◆ **WHAT THIS TASK INVOLVES**: From the listing below, work out how many lines contain "name". Reply with that number only.
### AVAILABLE DATA
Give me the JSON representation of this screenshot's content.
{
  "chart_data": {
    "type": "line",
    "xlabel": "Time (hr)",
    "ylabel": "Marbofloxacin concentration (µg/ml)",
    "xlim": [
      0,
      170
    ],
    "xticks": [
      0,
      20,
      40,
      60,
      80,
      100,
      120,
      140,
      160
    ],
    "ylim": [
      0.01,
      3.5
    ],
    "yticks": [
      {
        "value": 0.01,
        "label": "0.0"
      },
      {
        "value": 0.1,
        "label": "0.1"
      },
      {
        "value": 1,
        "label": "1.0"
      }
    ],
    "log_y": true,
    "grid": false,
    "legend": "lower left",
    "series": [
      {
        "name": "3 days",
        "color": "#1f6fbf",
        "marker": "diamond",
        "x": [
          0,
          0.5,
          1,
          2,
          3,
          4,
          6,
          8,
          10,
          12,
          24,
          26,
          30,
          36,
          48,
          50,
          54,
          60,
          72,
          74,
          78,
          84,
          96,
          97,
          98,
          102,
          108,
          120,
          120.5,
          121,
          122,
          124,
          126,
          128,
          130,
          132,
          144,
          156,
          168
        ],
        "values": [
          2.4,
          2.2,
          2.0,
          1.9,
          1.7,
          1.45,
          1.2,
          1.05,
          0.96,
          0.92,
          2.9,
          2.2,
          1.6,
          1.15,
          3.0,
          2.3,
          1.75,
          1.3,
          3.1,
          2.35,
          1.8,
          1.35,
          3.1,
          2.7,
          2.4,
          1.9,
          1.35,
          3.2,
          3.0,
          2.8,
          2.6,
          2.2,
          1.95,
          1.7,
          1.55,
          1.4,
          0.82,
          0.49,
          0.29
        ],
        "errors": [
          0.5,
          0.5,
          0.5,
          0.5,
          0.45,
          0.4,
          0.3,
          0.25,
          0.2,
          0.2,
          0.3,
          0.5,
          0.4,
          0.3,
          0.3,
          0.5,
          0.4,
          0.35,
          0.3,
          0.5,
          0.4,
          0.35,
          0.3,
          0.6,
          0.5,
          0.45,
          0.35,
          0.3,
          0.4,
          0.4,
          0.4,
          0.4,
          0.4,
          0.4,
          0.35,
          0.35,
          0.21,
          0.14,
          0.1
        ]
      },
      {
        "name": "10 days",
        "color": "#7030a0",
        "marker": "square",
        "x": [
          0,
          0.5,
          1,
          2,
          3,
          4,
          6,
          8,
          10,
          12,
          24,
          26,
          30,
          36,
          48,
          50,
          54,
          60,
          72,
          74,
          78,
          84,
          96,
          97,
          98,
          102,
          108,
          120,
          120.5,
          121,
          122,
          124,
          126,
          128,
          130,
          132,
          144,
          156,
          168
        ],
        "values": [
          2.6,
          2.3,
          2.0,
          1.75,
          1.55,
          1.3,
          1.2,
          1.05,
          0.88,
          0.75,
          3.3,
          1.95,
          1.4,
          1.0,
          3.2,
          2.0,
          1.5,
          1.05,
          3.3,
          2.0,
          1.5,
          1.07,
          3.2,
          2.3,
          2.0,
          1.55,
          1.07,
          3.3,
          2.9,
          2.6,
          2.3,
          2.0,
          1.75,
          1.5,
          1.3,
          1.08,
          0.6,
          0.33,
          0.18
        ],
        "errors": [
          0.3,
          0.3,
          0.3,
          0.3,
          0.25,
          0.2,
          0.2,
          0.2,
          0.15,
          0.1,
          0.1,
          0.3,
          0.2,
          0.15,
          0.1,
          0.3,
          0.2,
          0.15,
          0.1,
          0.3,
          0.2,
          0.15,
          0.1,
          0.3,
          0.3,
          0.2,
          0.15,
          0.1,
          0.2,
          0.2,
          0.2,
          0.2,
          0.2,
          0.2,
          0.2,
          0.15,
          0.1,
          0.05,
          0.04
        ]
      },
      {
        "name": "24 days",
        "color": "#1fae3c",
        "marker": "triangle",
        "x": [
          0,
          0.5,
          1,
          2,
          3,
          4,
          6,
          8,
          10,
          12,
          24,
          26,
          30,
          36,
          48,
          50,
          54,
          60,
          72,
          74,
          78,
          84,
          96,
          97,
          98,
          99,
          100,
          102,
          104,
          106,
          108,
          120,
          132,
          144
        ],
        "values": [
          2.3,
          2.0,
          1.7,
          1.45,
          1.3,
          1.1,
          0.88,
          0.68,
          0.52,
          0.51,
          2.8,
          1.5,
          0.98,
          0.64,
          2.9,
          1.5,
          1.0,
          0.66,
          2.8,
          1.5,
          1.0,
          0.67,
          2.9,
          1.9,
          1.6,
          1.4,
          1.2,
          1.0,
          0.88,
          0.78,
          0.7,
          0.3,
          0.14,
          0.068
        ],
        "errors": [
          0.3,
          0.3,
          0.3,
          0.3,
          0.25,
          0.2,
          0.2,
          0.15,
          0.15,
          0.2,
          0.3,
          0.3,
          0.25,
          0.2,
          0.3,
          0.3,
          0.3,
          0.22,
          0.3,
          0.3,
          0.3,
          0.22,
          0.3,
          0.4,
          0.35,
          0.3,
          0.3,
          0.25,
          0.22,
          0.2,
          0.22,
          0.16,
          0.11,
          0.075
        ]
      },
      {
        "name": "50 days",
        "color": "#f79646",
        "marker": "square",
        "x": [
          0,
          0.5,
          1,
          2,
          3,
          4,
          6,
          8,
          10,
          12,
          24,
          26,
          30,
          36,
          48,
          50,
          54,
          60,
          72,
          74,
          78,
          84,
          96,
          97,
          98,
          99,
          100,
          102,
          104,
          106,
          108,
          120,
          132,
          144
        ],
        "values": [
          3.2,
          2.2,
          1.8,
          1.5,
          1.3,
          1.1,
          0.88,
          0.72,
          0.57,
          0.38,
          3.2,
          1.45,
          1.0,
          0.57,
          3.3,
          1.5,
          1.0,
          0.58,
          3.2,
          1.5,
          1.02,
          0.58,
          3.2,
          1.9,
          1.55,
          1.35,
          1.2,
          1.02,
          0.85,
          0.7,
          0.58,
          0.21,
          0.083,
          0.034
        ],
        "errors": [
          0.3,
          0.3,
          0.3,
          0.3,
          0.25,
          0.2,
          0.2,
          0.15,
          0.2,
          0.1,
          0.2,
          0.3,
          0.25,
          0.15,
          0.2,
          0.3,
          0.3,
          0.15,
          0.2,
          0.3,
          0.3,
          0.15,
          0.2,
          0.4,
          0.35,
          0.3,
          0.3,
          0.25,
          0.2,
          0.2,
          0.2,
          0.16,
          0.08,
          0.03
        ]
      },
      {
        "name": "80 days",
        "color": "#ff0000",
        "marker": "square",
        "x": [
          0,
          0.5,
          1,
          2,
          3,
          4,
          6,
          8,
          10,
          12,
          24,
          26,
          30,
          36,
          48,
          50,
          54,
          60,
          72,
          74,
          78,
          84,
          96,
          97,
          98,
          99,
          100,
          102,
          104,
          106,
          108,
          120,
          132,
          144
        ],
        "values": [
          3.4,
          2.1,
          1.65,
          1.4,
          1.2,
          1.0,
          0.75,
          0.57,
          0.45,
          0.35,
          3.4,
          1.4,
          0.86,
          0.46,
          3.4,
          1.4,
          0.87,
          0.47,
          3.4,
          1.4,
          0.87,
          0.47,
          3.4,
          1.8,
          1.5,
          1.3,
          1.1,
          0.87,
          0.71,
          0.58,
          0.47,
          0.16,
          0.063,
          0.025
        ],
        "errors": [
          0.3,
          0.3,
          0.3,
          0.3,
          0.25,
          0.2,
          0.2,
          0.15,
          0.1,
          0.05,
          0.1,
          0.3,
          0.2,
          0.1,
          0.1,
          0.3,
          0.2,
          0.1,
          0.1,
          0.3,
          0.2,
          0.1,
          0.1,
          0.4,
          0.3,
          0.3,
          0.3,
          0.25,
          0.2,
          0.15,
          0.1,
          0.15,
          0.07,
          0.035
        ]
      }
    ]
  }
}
######
◆ **ANSWER FOR THE TASK**: 5